[Figure record extracts]
***
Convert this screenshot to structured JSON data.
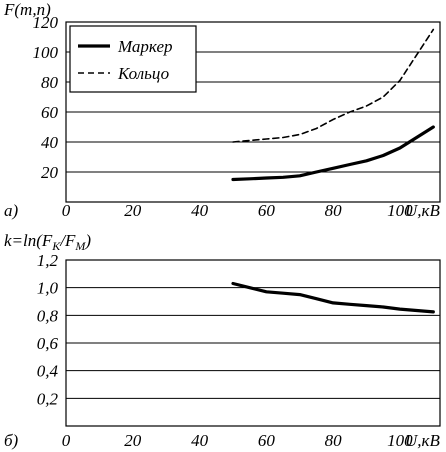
{
  "chart_data": [
    {
      "type": "line",
      "panel_label": "а)",
      "ylabel": "F(m,n)",
      "xlabel": "U,кВ",
      "xlim": [
        0,
        112
      ],
      "ylim": [
        0,
        120
      ],
      "x_ticks": [
        "0",
        "20",
        "40",
        "60",
        "80",
        "100"
      ],
      "y_ticks": [
        "20",
        "40",
        "60",
        "80",
        "100",
        "120"
      ],
      "grid": "horizontal",
      "legend": "top-left",
      "series": [
        {
          "name": "Маркер",
          "style": "solid",
          "x": [
            50,
            55,
            60,
            65,
            70,
            75,
            80,
            85,
            90,
            95,
            100,
            105,
            110
          ],
          "y": [
            15,
            15.5,
            16,
            16.5,
            17.5,
            20,
            22.5,
            25,
            27.5,
            31,
            36,
            43,
            50
          ]
        },
        {
          "name": "Кольцо",
          "style": "dashed",
          "x": [
            50,
            55,
            60,
            65,
            70,
            75,
            80,
            85,
            90,
            95,
            100,
            105,
            110
          ],
          "y": [
            40,
            41,
            42,
            43,
            45,
            49,
            55,
            60,
            64,
            70,
            81,
            98,
            115
          ]
        }
      ]
    },
    {
      "type": "line",
      "panel_label": "б)",
      "ylabel": "k=ln(F_K/F_M)",
      "ylabel_parts": {
        "pre": "k=ln(F",
        "sub1": "K",
        "mid": "/F",
        "sub2": "M",
        "post": ")"
      },
      "xlabel": "U,кВ",
      "xlim": [
        0,
        112
      ],
      "ylim": [
        0,
        1.2
      ],
      "x_ticks": [
        "0",
        "20",
        "40",
        "60",
        "80",
        "100"
      ],
      "y_ticks": [
        "0,2",
        "0,4",
        "0,6",
        "0,8",
        "1,0",
        "1,2"
      ],
      "grid": "horizontal",
      "series": [
        {
          "style": "solid",
          "x": [
            50,
            55,
            60,
            65,
            70,
            75,
            80,
            85,
            90,
            95,
            100,
            105,
            110
          ],
          "y": [
            1.03,
            1.0,
            0.97,
            0.96,
            0.95,
            0.92,
            0.89,
            0.88,
            0.87,
            0.86,
            0.845,
            0.835,
            0.825
          ]
        }
      ]
    }
  ]
}
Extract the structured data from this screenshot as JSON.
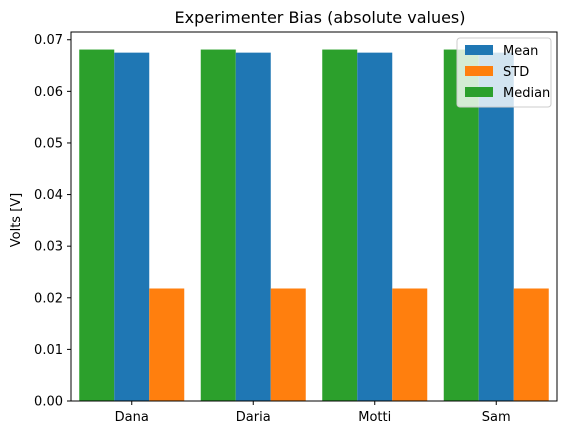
{
  "chart_data": {
    "type": "bar",
    "title": "Experimenter Bias (absolute values)",
    "xlabel": "",
    "ylabel": "Volts [V]",
    "categories": [
      "Dana",
      "Daria",
      "Motti",
      "Sam"
    ],
    "series": [
      {
        "name": "Median",
        "values": [
          0.0681,
          0.0681,
          0.0681,
          0.0681
        ],
        "color": "#2ca02c"
      },
      {
        "name": "Mean",
        "values": [
          0.0675,
          0.0675,
          0.0675,
          0.0675
        ],
        "color": "#1f77b4"
      },
      {
        "name": "STD",
        "values": [
          0.0218,
          0.0218,
          0.0218,
          0.0218
        ],
        "color": "#ff7f0e"
      }
    ],
    "legend_order": [
      "Mean",
      "STD",
      "Median"
    ],
    "legend_position": "top-right",
    "ylim": [
      0,
      0.0715
    ],
    "yticks": [
      "0.00",
      "0.01",
      "0.02",
      "0.03",
      "0.04",
      "0.05",
      "0.06",
      "0.07"
    ],
    "grid": false
  }
}
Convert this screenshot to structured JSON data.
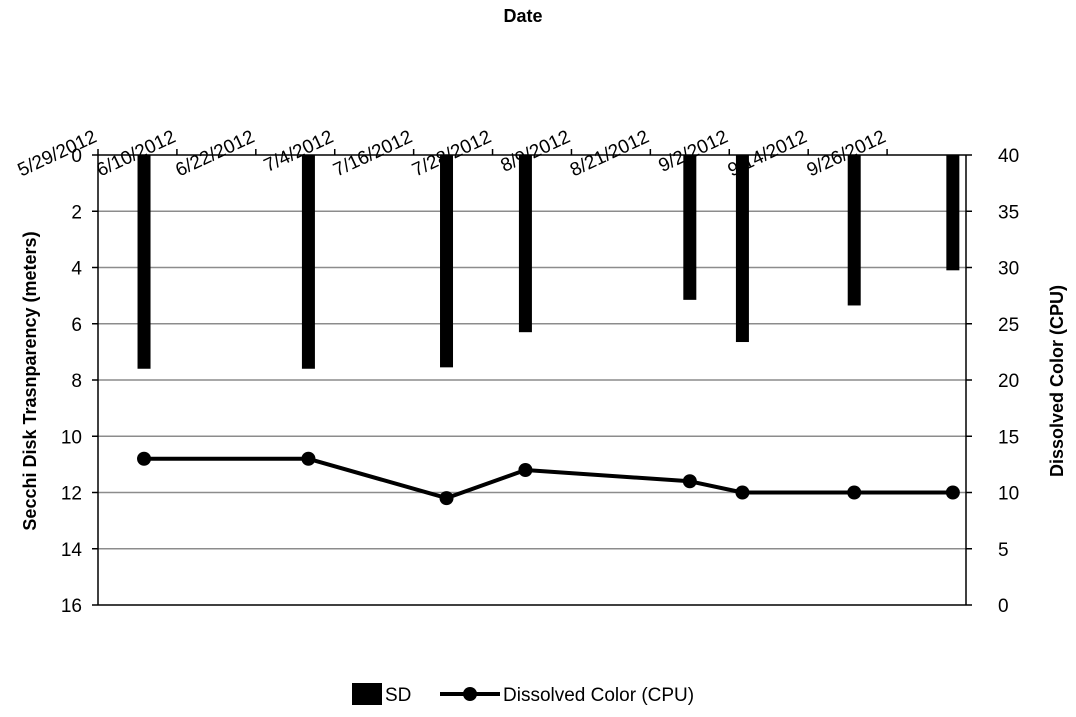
{
  "chart_data": {
    "type": "bar+line",
    "x_axis": {
      "title": "Date",
      "position": "top",
      "range": [
        "2012-05-29",
        "2012-10-08"
      ],
      "tick_labels": [
        "5/29/2012",
        "6/10/2012",
        "6/22/2012",
        "7/4/2012",
        "7/16/2012",
        "7/28/2012",
        "8/9/2012",
        "8/21/2012",
        "9/2/2012",
        "9/14/2012",
        "9/26/2012"
      ]
    },
    "y_left": {
      "title": "Secchi Disk Trasnparency (meters)",
      "range": [
        0,
        16
      ],
      "reversed": true,
      "tick_labels": [
        "0",
        "2",
        "4",
        "6",
        "8",
        "10",
        "12",
        "14",
        "16"
      ]
    },
    "y_right": {
      "title": "Dissolved Color (CPU)",
      "range": [
        0,
        40
      ],
      "tick_labels": [
        "0",
        "5",
        "10",
        "15",
        "20",
        "25",
        "30",
        "35",
        "40"
      ]
    },
    "grid": "horizontal",
    "legend_position": "bottom",
    "series": [
      {
        "name": "SD",
        "type": "bar",
        "axis": "left",
        "color": "#000000",
        "points": [
          {
            "date": "2012-06-05",
            "value": 7.6
          },
          {
            "date": "2012-06-30",
            "value": 7.6
          },
          {
            "date": "2012-07-21",
            "value": 7.55
          },
          {
            "date": "2012-08-02",
            "value": 6.3
          },
          {
            "date": "2012-08-27",
            "value": 5.15
          },
          {
            "date": "2012-09-04",
            "value": 6.65
          },
          {
            "date": "2012-09-21",
            "value": 5.35
          },
          {
            "date": "2012-10-06",
            "value": 4.1
          }
        ]
      },
      {
        "name": "Dissolved Color (CPU)",
        "type": "line",
        "axis": "right",
        "color": "#000000",
        "points": [
          {
            "date": "2012-06-05",
            "value": 13
          },
          {
            "date": "2012-06-30",
            "value": 13
          },
          {
            "date": "2012-07-21",
            "value": 9.5
          },
          {
            "date": "2012-08-02",
            "value": 12
          },
          {
            "date": "2012-08-27",
            "value": 11
          },
          {
            "date": "2012-09-04",
            "value": 10
          },
          {
            "date": "2012-09-21",
            "value": 10
          },
          {
            "date": "2012-10-06",
            "value": 10
          }
        ]
      }
    ]
  }
}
***
Problem description:
Reproduce every entry word for word, but skip any pictures.

Answer to the task:
Convert this screenshot to structured JSON data.
{
  "chart_data": [
    {
      "type": "line",
      "panel_label": "а)",
      "ylabel": "F(m,n)",
      "xlabel": "U,кВ",
      "xlim": [
        0,
        112
      ],
      "ylim": [
        0,
        120
      ],
      "x_ticks": [
        "0",
        "20",
        "40",
        "60",
        "80",
        "100"
      ],
      "y_ticks": [
        "20",
        "40",
        "60",
        "80",
        "100",
        "120"
      ],
      "grid": "horizontal",
      "legend": "top-left",
      "series": [
        {
          "name": "Маркер",
          "style": "solid",
          "x": [
            50,
            55,
            60,
            65,
            70,
            75,
            80,
            85,
            90,
            95,
            100,
            105,
            110
          ],
          "y": [
            15,
            15.5,
            16,
            16.5,
            17.5,
            20,
            22.5,
            25,
            27.5,
            31,
            36,
            43,
            50
          ]
        },
        {
          "name": "Кольцо",
          "style": "dashed",
          "x": [
            50,
            55,
            60,
            65,
            70,
            75,
            80,
            85,
            90,
            95,
            100,
            105,
            110
          ],
          "y": [
            40,
            41,
            42,
            43,
            45,
            49,
            55,
            60,
            64,
            70,
            81,
            98,
            115
          ]
        }
      ]
    },
    {
      "type": "line",
      "panel_label": "б)",
      "ylabel": "k=ln(F_K/F_M)",
      "ylabel_parts": {
        "pre": "k=ln(F",
        "sub1": "K",
        "mid": "/F",
        "sub2": "M",
        "post": ")"
      },
      "xlabel": "U,кВ",
      "xlim": [
        0,
        112
      ],
      "ylim": [
        0,
        1.2
      ],
      "x_ticks": [
        "0",
        "20",
        "40",
        "60",
        "80",
        "100"
      ],
      "y_ticks": [
        "0,2",
        "0,4",
        "0,6",
        "0,8",
        "1,0",
        "1,2"
      ],
      "grid": "horizontal",
      "series": [
        {
          "style": "solid",
          "x": [
            50,
            55,
            60,
            65,
            70,
            75,
            80,
            85,
            90,
            95,
            100,
            105,
            110
          ],
          "y": [
            1.03,
            1.0,
            0.97,
            0.96,
            0.95,
            0.92,
            0.89,
            0.88,
            0.87,
            0.86,
            0.845,
            0.835,
            0.825
          ]
        }
      ]
    }
  ]
}
Extract the structured data from this screenshot as JSON.
{
  "chart_data": {
    "type": "bar",
    "title": "Experimenter Bias (absolute values)",
    "xlabel": "",
    "ylabel": "Volts [V]",
    "categories": [
      "Dana",
      "Daria",
      "Motti",
      "Sam"
    ],
    "series": [
      {
        "name": "Median",
        "values": [
          0.0681,
          0.0681,
          0.0681,
          0.0681
        ],
        "color": "#2ca02c"
      },
      {
        "name": "Mean",
        "values": [
          0.0675,
          0.0675,
          0.0675,
          0.0675
        ],
        "color": "#1f77b4"
      },
      {
        "name": "STD",
        "values": [
          0.0218,
          0.0218,
          0.0218,
          0.0218
        ],
        "color": "#ff7f0e"
      }
    ],
    "legend_order": [
      "Mean",
      "STD",
      "Median"
    ],
    "legend_position": "top-right",
    "ylim": [
      0,
      0.0715
    ],
    "yticks": [
      "0.00",
      "0.01",
      "0.02",
      "0.03",
      "0.04",
      "0.05",
      "0.06",
      "0.07"
    ],
    "grid": false
  }
}
Convert this screenshot to structured JSON data.
{
  "chart_data": {
    "type": "bar+line",
    "x_axis": {
      "title": "Date",
      "position": "top",
      "range": [
        "2012-05-29",
        "2012-10-08"
      ],
      "tick_labels": [
        "5/29/2012",
        "6/10/2012",
        "6/22/2012",
        "7/4/2012",
        "7/16/2012",
        "7/28/2012",
        "8/9/2012",
        "8/21/2012",
        "9/2/2012",
        "9/14/2012",
        "9/26/2012"
      ]
    },
    "y_left": {
      "title": "Secchi Disk Trasnparency (meters)",
      "range": [
        0,
        16
      ],
      "reversed": true,
      "tick_labels": [
        "0",
        "2",
        "4",
        "6",
        "8",
        "10",
        "12",
        "14",
        "16"
      ]
    },
    "y_right": {
      "title": "Dissolved Color (CPU)",
      "range": [
        0,
        40
      ],
      "tick_labels": [
        "0",
        "5",
        "10",
        "15",
        "20",
        "25",
        "30",
        "35",
        "40"
      ]
    },
    "grid": "horizontal",
    "legend_position": "bottom",
    "series": [
      {
        "name": "SD",
        "type": "bar",
        "axis": "left",
        "color": "#000000",
        "points": [
          {
            "date": "2012-06-05",
            "value": 7.6
          },
          {
            "date": "2012-06-30",
            "value": 7.6
          },
          {
            "date": "2012-07-21",
            "value": 7.55
          },
          {
            "date": "2012-08-02",
            "value": 6.3
          },
          {
            "date": "2012-08-27",
            "value": 5.15
          },
          {
            "date": "2012-09-04",
            "value": 6.65
          },
          {
            "date": "2012-09-21",
            "value": 5.35
          },
          {
            "date": "2012-10-06",
            "value": 4.1
          }
        ]
      },
      {
        "name": "Dissolved Color (CPU)",
        "type": "line",
        "axis": "right",
        "color": "#000000",
        "points": [
          {
            "date": "2012-06-05",
            "value": 13
          },
          {
            "date": "2012-06-30",
            "value": 13
          },
          {
            "date": "2012-07-21",
            "value": 9.5
          },
          {
            "date": "2012-08-02",
            "value": 12
          },
          {
            "date": "2012-08-27",
            "value": 11
          },
          {
            "date": "2012-09-04",
            "value": 10
          },
          {
            "date": "2012-09-21",
            "value": 10
          },
          {
            "date": "2012-10-06",
            "value": 10
          }
        ]
      }
    ]
  }
}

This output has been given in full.